### Exercise materials
= = =

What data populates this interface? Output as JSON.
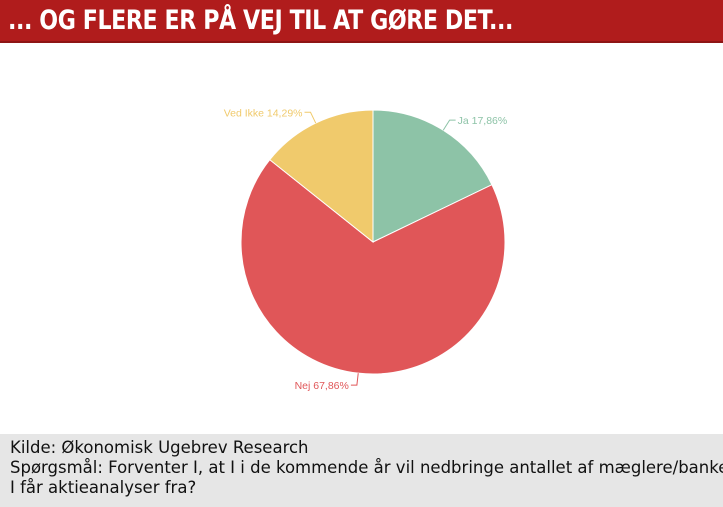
{
  "header": {
    "title": "... OG FLERE ER PÅ VEJ TIL AT GØRE DET..."
  },
  "chart_data": {
    "type": "pie",
    "slices": [
      {
        "label": "Ja 17,86%",
        "value": 17.86,
        "color": "#8dc3a7"
      },
      {
        "label": "Nej 67,86%",
        "value": 67.86,
        "color": "#e05658"
      },
      {
        "label": "Ved Ikke 14,29%",
        "value": 14.29,
        "color": "#f0ca6c"
      }
    ],
    "start": "12 o'clock",
    "direction": "clockwise",
    "legend": "none"
  },
  "footer": {
    "source": "Kilde: Økonomisk Ugebrev Research",
    "question_line1": "Spørgsmål: Forventer I, at I i de kommende år vil nedbringe antallet af mæglere/banker,",
    "question_line2": "I får aktieanalyser fra?"
  }
}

= = =

### Directions for this task
Repeat all the data as it stands, dropping any images it holds.

### Written answer
What data populates this interface? Output as JSON.
{
  "header": {
    "title": "... OG FLERE ER PÅ VEJ TIL AT GØRE DET..."
  },
  "chart_data": {
    "type": "pie",
    "slices": [
      {
        "label": "Ja 17,86%",
        "value": 17.86,
        "color": "#8dc3a7"
      },
      {
        "label": "Nej 67,86%",
        "value": 67.86,
        "color": "#e05658"
      },
      {
        "label": "Ved Ikke 14,29%",
        "value": 14.29,
        "color": "#f0ca6c"
      }
    ],
    "start": "12 o'clock",
    "direction": "clockwise",
    "legend": "none"
  },
  "footer": {
    "source": "Kilde: Økonomisk Ugebrev Research",
    "question_line1": "Spørgsmål: Forventer I, at I i de kommende år vil nedbringe antallet af mæglere/banker,",
    "question_line2": "I får aktieanalyser fra?"
  }
}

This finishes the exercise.